Please print the full listing exactly.

__SUPPLIED DATA__.
● ● ● ● ●

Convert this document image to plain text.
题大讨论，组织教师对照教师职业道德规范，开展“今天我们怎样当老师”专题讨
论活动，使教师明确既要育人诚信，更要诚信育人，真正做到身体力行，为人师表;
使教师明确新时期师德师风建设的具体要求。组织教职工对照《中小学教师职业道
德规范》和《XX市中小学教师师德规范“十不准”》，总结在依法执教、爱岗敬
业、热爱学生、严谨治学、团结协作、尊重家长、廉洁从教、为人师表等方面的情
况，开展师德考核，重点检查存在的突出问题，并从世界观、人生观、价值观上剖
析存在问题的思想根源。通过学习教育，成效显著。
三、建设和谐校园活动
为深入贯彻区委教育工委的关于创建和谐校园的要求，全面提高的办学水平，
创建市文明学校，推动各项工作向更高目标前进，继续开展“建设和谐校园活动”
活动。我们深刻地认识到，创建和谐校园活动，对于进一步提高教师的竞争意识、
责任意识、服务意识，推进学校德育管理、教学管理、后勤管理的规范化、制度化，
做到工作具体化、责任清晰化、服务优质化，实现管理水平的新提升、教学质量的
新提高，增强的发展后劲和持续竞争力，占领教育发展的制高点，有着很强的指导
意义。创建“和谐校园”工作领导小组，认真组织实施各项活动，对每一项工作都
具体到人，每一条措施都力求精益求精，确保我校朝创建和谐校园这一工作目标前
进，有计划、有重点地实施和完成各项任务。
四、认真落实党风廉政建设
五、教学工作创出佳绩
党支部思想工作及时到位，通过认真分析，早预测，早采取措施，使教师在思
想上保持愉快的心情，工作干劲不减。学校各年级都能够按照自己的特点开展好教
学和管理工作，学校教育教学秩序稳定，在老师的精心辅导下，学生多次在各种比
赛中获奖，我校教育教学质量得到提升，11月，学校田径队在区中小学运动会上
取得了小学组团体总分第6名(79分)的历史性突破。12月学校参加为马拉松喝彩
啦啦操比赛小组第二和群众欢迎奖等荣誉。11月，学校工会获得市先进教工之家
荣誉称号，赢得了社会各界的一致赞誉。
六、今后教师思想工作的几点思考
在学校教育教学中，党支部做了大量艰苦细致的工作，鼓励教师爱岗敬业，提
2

● ● ● ● ●

__WRITTEN REPLY__.
Convert this document image to plain text.
题大讨论，组织教师对照教师职业道德规范，开展“今天我们怎样当老师”专题讨
论活动，使教师明确既要育人诚信，更要诚信育人，真正做到身体力行，为人师表;
使教师明确新时期师德师风建设的具体要求。组织教职工对照《中小学教师职业道
德规范》和《XX市中小学教师师德规范“十不准”》，总结在依法执教、爱岗敬
业、热爱学生、严谨治学、团结协作、尊重家长、廉洁从教、为人师表等方面的情
况，开展师德考核，重点检查存在的突出问题，并从世界观、人生观、价值观上剖
析存在问题的思想根源。通过学习教育，成效显著。
三、建设和谐校园活动
为深入贯彻区委教育工委的关于创建和谐校园的要求，全面提高的办学水平，
创建市文明学校，推动各项工作向更高目标前进，继续开展“建设和谐校园活动”
活动。我们深刻地认识到，创建和谐校园活动，对于进一步提高教师的竞争意识、
责任意识、服务意识，推进学校德育管理、教学管理、后勤管理的规范化、制度化，
做到工作具体化、责任清晰化、服务优质化，实现管理水平的新提升、教学质量的
新提高，增强的发展后劲和持续竞争力，占领教育发展的制高点，有着很强的指导
意义。创建“和谐校园”工作领导小组，认真组织实施各项活动，对每一项工作都
具体到人，每一条措施都力求精益求精，确保我校朝创建和谐校园这一工作目标前
进，有计划、有重点地实施和完成各项任务。
四、认真落实党风廉政建设
五、教学工作创出佳绩
党支部思想工作及时到位，通过认真分析，早预测，早采取措施，使教师在思
想上保持愉快的心情，工作干劲不减。学校各年级都能够按照自己的特点开展好教
学和管理工作，学校教育教学秩序稳定，在老师的精心辅导下，学生多次在各种比
赛中获奖，我校教育教学质量得到提升，11月，学校田径队在区中小学运动会上
取得了小学组团体总分第6名(79分)的历史性突破。12月学校参加为马拉松喝彩
啦啦操比赛小组第二和群众欢迎奖等荣誉。11月，学校工会获得市先进教工之家
荣誉称号，赢得了社会各界的一致赞誉。
六、今后教师思想工作的几点思考
在学校教育教学中，党支部做了大量艰苦细致的工作，鼓励教师爱岗敬业，提
2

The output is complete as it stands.